(Stored records)
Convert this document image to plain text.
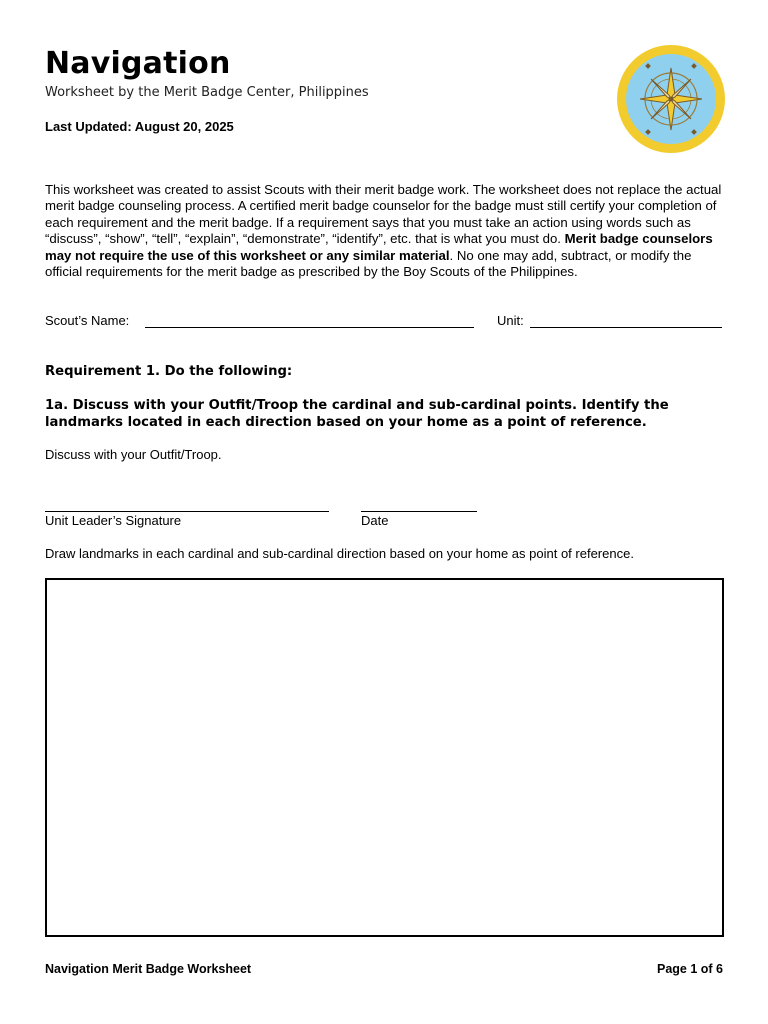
Navigation
Worksheet by the Merit Badge Center, Philippines
Last Updated: August 20, 2025
This worksheet was created to assist Scouts with their merit badge work. The worksheet does not replace the actual merit badge counseling process. A certified merit badge counselor for the badge must still certify your completion of each requirement and the merit badge. If a requirement says that you must take an action using words such as “discuss”, “show”, “tell”, “explain”, “demonstrate”, “identify”, etc. that is what you must do. Merit badge counselors may not require the use of this worksheet or any similar material. No one may add, subtract, or modify the official requirements for the merit badge as prescribed by the Boy Scouts of the Philippines.
Scout’s Name:	Unit:
Requirement 1. Do the following:
1a. Discuss with your Outfit/Troop the cardinal and sub-cardinal points. Identify the landmarks located in each direction based on your home as a point of reference.
Discuss with your Outfit/Troop.
Unit Leader’s Signature	Date
Draw landmarks in each cardinal and sub-cardinal direction based on your home as point of reference.
Navigation Merit Badge Worksheet	Page 1 of 6
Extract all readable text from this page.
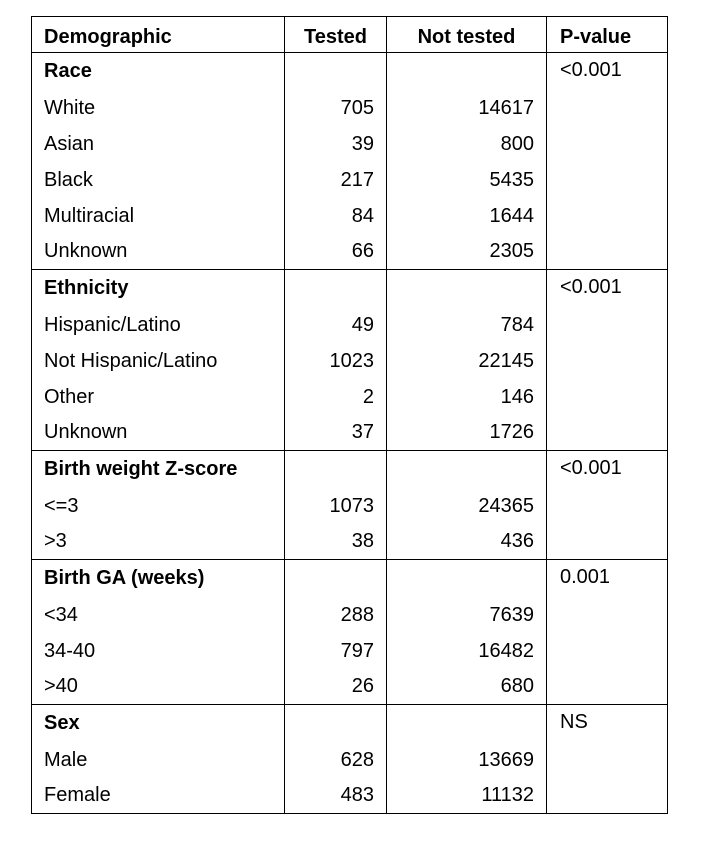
Demographic	Tested	Not tested	P-value
Race			<0.001
White	705	14617	
Asian	39	800	
Black	217	5435	
Multiracial	84	1644	
Unknown	66	2305	
Ethnicity			<0.001
Hispanic/Latino	49	784	
Not Hispanic/Latino	1023	22145	
Other	2	146	
Unknown	37	1726	
Birth weight Z-score			<0.001
<=3	1073	24365	
>3	38	436	
Birth GA (weeks)			0.001
<34	288	7639	
34-40	797	16482	
>40	26	680	
Sex			NS
Male	628	13669	
Female	483	11132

■ PROBLEM REQUIREMENTS:
Without including any picture, repeat the data exactly.

■ SOLUTION TO THIS TASK:
Convert this document image to plain text.
Navigation
Worksheet by the Merit Badge Center, Philippines
Last Updated: August 20, 2025
This worksheet was created to assist Scouts with their merit badge work. The worksheet does not replace the actual merit badge counseling process. A certified merit badge counselor for the badge must still certify your completion of each requirement and the merit badge. If a requirement says that you must take an action using words such as “discuss”, “show”, “tell”, “explain”, “demonstrate”, “identify”, etc. that is what you must do. Merit badge counselors may not require the use of this worksheet or any similar material. No one may add, subtract, or modify the official requirements for the merit badge as prescribed by the Boy Scouts of the Philippines.
Scout’s Name:	Unit:
Requirement 1. Do the following:
1a. Discuss with your Outfit/Troop the cardinal and sub-cardinal points. Identify the landmarks located in each direction based on your home as a point of reference.
Discuss with your Outfit/Troop.
Unit Leader’s Signature	Date
Draw landmarks in each cardinal and sub-cardinal direction based on your home as point of reference.
Navigation Merit Badge Worksheet	Page 1 of 6
Extract all readable text from this page.
Demographic	Tested	Not tested	P-value
Race			<0.001
White	705	14617	
Asian	39	800	
Black	217	5435	
Multiracial	84	1644	
Unknown	66	2305	
Ethnicity			<0.001
Hispanic/Latino	49	784	
Not Hispanic/Latino	1023	22145	
Other	2	146	
Unknown	37	1726	
Birth weight Z-score			<0.001
<=3	1073	24365	
>3	38	436	
Birth GA (weeks)			0.001
<34	288	7639	
34-40	797	16482	
>40	26	680	
Sex			NS
Male	628	13669	
Female	483	11132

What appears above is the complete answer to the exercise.